### Material
_ _ _ _ _ _ _
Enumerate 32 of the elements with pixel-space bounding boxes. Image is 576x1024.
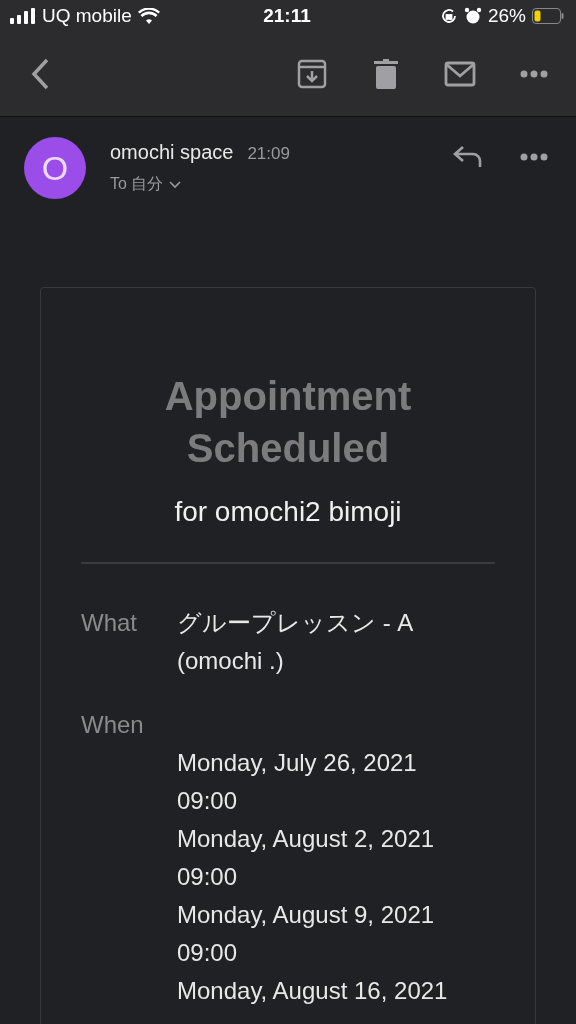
field-label: When	[81, 710, 145, 740]
field-value: グループレッスン - A (omochi .)	[177, 608, 414, 676]
sender-name: omochi space	[110, 141, 234, 164]
clock-time: 21:11	[263, 5, 311, 27]
field-value: Monday, August 16, 2021	[177, 976, 449, 1006]
field-label: What	[81, 608, 138, 638]
archive-icon	[297, 59, 327, 89]
field-value: 09:00	[177, 786, 239, 816]
mail-icon	[444, 61, 476, 87]
card-title: Appointment Scheduled	[163, 373, 413, 472]
signal-icon	[10, 8, 36, 24]
field-value: 09:00	[177, 862, 239, 892]
recipient-toggle[interactable]: To 自分	[110, 174, 450, 195]
wifi-icon	[137, 8, 160, 24]
more-icon[interactable]	[520, 70, 548, 78]
battery-percent: 26%	[488, 5, 526, 27]
field-value: Monday, August 9, 2021	[177, 900, 436, 930]
rotation-lock-icon	[440, 7, 458, 25]
alarm-icon	[464, 7, 482, 25]
sent-time: 21:09	[247, 144, 290, 164]
field-value: 09:00	[177, 938, 239, 968]
chevron-down-icon	[169, 180, 182, 189]
field-value: Monday, July 26, 2021	[177, 748, 418, 778]
sender-avatar: O	[24, 137, 86, 199]
field-value: Monday, August 2, 2021	[177, 824, 436, 854]
trash-icon	[374, 59, 398, 89]
reply-icon	[453, 145, 483, 169]
carrier-name: UQ mobile	[42, 5, 132, 27]
more-icon[interactable]	[520, 153, 548, 161]
back-icon	[31, 58, 49, 90]
card-subtitle: for omochi2 bimoji	[81, 496, 495, 564]
battery-icon	[532, 8, 564, 24]
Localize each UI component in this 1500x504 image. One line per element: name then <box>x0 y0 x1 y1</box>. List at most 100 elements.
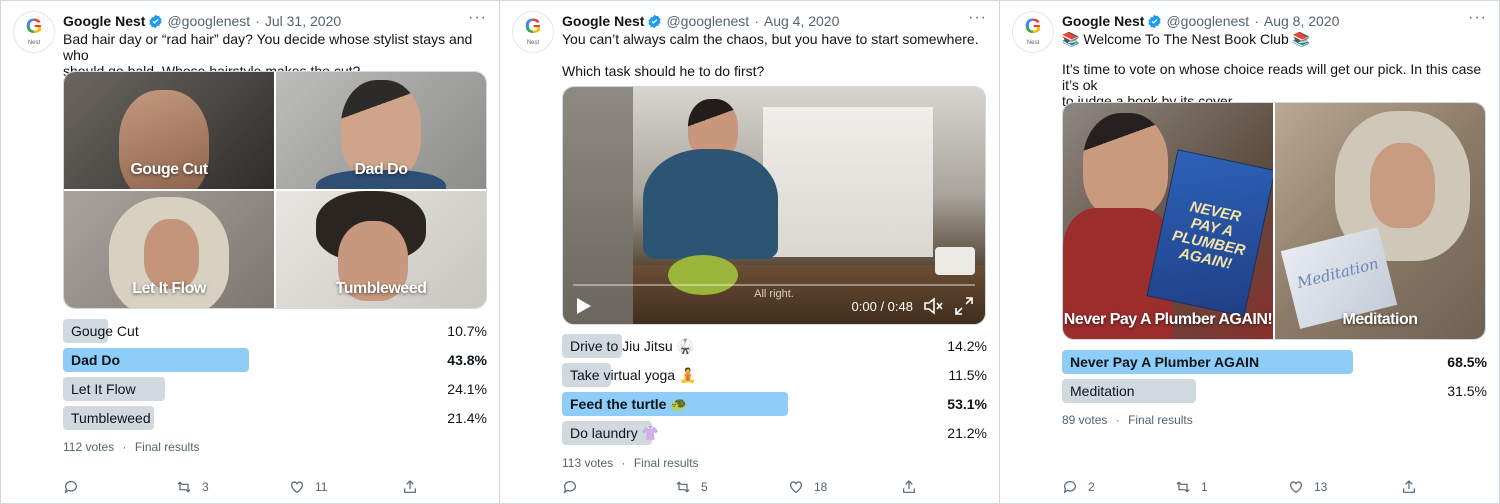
like-count: 18 <box>814 480 828 494</box>
separator-dot: · <box>1115 413 1120 427</box>
reply-button[interactable] <box>562 479 588 495</box>
fullscreen-icon[interactable] <box>955 297 973 315</box>
tweet-actions: 2 1 13 <box>1062 479 1487 495</box>
author-handle[interactable]: @googlenest <box>1166 13 1249 29</box>
poll-option-percent: 53.1% <box>947 396 987 412</box>
media-image-tumbleweed[interactable]: Tumbleweed <box>276 191 486 308</box>
tweet-text-line: It’s time to vote on whose choice reads … <box>1062 61 1482 93</box>
media-image-gouge-cut[interactable]: Gouge Cut <box>64 72 274 189</box>
media-grid[interactable]: NEVER PAY A PLUMBER AGAIN! Never Pay A P… <box>1062 102 1486 340</box>
poll-option: Dad Do 43.8% <box>63 348 487 372</box>
google-logo-icon: G <box>1013 15 1053 39</box>
share-button[interactable] <box>1401 479 1417 495</box>
author-name[interactable]: Google Nest <box>1062 13 1144 29</box>
reply-button[interactable]: 2 <box>1062 479 1095 495</box>
poll-meta: 112 votes · Final results <box>63 440 200 454</box>
tweet-text-line <box>1062 47 1487 61</box>
poll-option-label: Gouge Cut <box>71 323 139 339</box>
share-button[interactable] <box>402 479 418 495</box>
media-image-meditation[interactable]: Meditation Meditation <box>1275 103 1485 339</box>
author-handle[interactable]: @googlenest <box>167 13 250 29</box>
video-progress-bar[interactable] <box>573 284 975 286</box>
share-icon <box>903 480 915 493</box>
poll-votes: 112 votes <box>63 440 115 454</box>
verified-badge-icon <box>149 14 163 28</box>
retweet-button[interactable]: 3 <box>176 479 209 495</box>
heart-icon <box>291 481 303 494</box>
mute-icon[interactable] <box>923 297 943 315</box>
media-grid[interactable]: Gouge Cut Dad Do Let It Flow Tumbleweed <box>63 71 487 309</box>
poll-status: Final results <box>1128 413 1193 427</box>
poll-votes: 89 votes <box>1062 413 1108 427</box>
heart-icon <box>790 481 802 494</box>
book-title: NEVER PAY A PLUMBER AGAIN! <box>1170 198 1247 273</box>
like-count: 11 <box>315 480 328 494</box>
more-options-icon[interactable]: ··· <box>968 9 987 27</box>
like-button[interactable]: 11 <box>289 479 327 495</box>
poll-option-label: Drive to Jiu Jitsu 🥋 <box>570 338 695 354</box>
media-image-dad-do[interactable]: Dad Do <box>276 72 486 189</box>
verified-badge-icon <box>1148 14 1162 28</box>
retweet-button[interactable]: 5 <box>675 479 708 495</box>
media-caption: Dad Do <box>354 161 409 178</box>
video-player[interactable]: All right. 0:00 / 0:48 <box>562 86 986 325</box>
media-image-never-pay-a-plumber[interactable]: NEVER PAY A PLUMBER AGAIN! Never Pay A P… <box>1063 103 1273 339</box>
google-nest-avatar[interactable]: G Nest <box>1012 11 1054 53</box>
video-controls: 0:00 / 0:48 <box>563 284 985 324</box>
play-icon[interactable] <box>577 298 591 314</box>
separator-dot: · <box>255 13 260 29</box>
more-options-icon[interactable]: ··· <box>1468 9 1487 27</box>
share-icon <box>1403 480 1415 493</box>
author-name[interactable]: Google Nest <box>562 13 644 29</box>
tweet-text-line: Bad hair day or “rad hair” day? You deci… <box>63 31 473 63</box>
google-nest-avatar[interactable]: G Nest <box>13 11 55 53</box>
poll-option-label: Do laundry 👚 <box>570 425 660 441</box>
tweet-card[interactable]: G Nest Google Nest @googlenest · Aug 8, … <box>1000 0 1500 504</box>
poll-option: Let It Flow 24.1% <box>63 377 487 401</box>
tweet-card[interactable]: G Nest Google Nest @googlenest · Jul 31,… <box>0 0 500 504</box>
google-logo-icon: G <box>513 15 553 39</box>
poll-option: Do laundry 👚 21.2% <box>562 421 987 445</box>
poll-option-label: Feed the turtle 🐢 <box>570 396 688 412</box>
tweet-header: Google Nest @googlenest · Jul 31, 2020 <box>63 12 487 30</box>
google-nest-avatar[interactable]: G Nest <box>512 11 554 53</box>
author-name[interactable]: Google Nest <box>63 13 145 29</box>
like-count: 13 <box>1314 480 1328 494</box>
person-figure <box>1370 143 1435 228</box>
media-image-let-it-flow[interactable]: Let It Flow <box>64 191 274 308</box>
retweet-button[interactable]: 1 <box>1175 479 1208 495</box>
poll-meta: 113 votes · Final results <box>562 456 699 470</box>
reply-icon <box>1063 481 1076 494</box>
more-options-icon[interactable]: ··· <box>468 9 487 27</box>
poll-option-percent: 10.7% <box>447 323 487 339</box>
poll-votes: 113 votes <box>562 456 614 470</box>
video-time: 0:00 / 0:48 <box>851 299 913 314</box>
google-logo-icon: G <box>14 15 54 39</box>
tweet-date[interactable]: Aug 4, 2020 <box>764 13 840 29</box>
poll-option-label: Meditation <box>1070 383 1135 399</box>
poll-option-percent: 68.5% <box>1447 354 1487 370</box>
reply-button[interactable] <box>63 479 89 495</box>
poll-option-percent: 11.5% <box>948 367 987 383</box>
author-handle[interactable]: @googlenest <box>666 13 749 29</box>
retweet-count: 3 <box>202 480 209 494</box>
media-caption: Let It Flow <box>132 280 206 297</box>
tweet-text-line: You can’t always calm the chaos, but you… <box>562 31 979 47</box>
like-button[interactable]: 18 <box>788 479 827 495</box>
retweet-count: 5 <box>701 480 708 494</box>
separator-dot: · <box>621 456 626 470</box>
verified-badge-icon <box>648 14 662 28</box>
reply-icon <box>64 481 77 494</box>
tweet-date[interactable]: Jul 31, 2020 <box>265 13 341 29</box>
wall-door <box>763 107 933 257</box>
poll-status: Final results <box>134 440 200 454</box>
poll-option-percent: 43.8% <box>447 352 487 368</box>
retweet-icon <box>1176 481 1190 493</box>
poll-option-label: Let It Flow <box>71 381 136 397</box>
tweet-text: 📚 Welcome To The Nest Book Club 📚 It’s t… <box>1062 31 1487 109</box>
like-button[interactable]: 13 <box>1288 479 1327 495</box>
retweet-count: 1 <box>1201 480 1208 494</box>
tweet-card[interactable]: G Nest Google Nest @googlenest · Aug 4, … <box>500 0 1000 504</box>
tweet-date[interactable]: Aug 8, 2020 <box>1264 13 1340 29</box>
share-button[interactable] <box>901 479 917 495</box>
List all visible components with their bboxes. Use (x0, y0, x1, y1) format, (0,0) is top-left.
_ _ _ _ _ _ _
### To be done
Print the part of the rows that opens with the line containing "like-count: 18 <box>814 480 828 494</box>" and closes with the line containing "video-progress-bar[interactable] <box>573 284", both included, reproducing every line exactly.

### Exercise result
like-count: 18 <box>814 480 828 494</box>
separator-dot: · <box>1115 413 1120 427</box>
reply-button[interactable] <box>562 479 588 495</box>
fullscreen-icon[interactable] <box>955 297 973 315</box>
tweet-actions: 2 1 13 <box>1062 479 1487 495</box>
author-handle[interactable]: @googlenest <box>1166 13 1249 29</box>
poll-option-percent: 53.1% <box>947 396 987 412</box>
media-image-tumbleweed[interactable]: Tumbleweed <box>276 191 486 308</box>
tweet-text-line: It’s time to vote on whose choice reads … <box>1062 61 1482 93</box>
media-image-gouge-cut[interactable]: Gouge Cut <box>64 72 274 189</box>
media-grid[interactable]: NEVER PAY A PLUMBER AGAIN! Never Pay A P… <box>1062 102 1486 340</box>
poll-option: Dad Do 43.8% <box>63 348 487 372</box>
google-logo-icon: G <box>1013 15 1053 39</box>
share-button[interactable] <box>1401 479 1417 495</box>
author-name[interactable]: Google Nest <box>1062 13 1144 29</box>
reply-button[interactable]: 2 <box>1062 479 1095 495</box>
poll-meta: 112 votes · Final results <box>63 440 200 454</box>
tweet-text-line <box>1062 47 1487 61</box>
poll-option-label: Gouge Cut <box>71 323 139 339</box>
share-button[interactable] <box>402 479 418 495</box>
media-image-meditation[interactable]: Meditation Meditation <box>1275 103 1485 339</box>
author-handle[interactable]: @googlenest <box>167 13 250 29</box>
video-progress-bar[interactable] <box>573 284 975 286</box>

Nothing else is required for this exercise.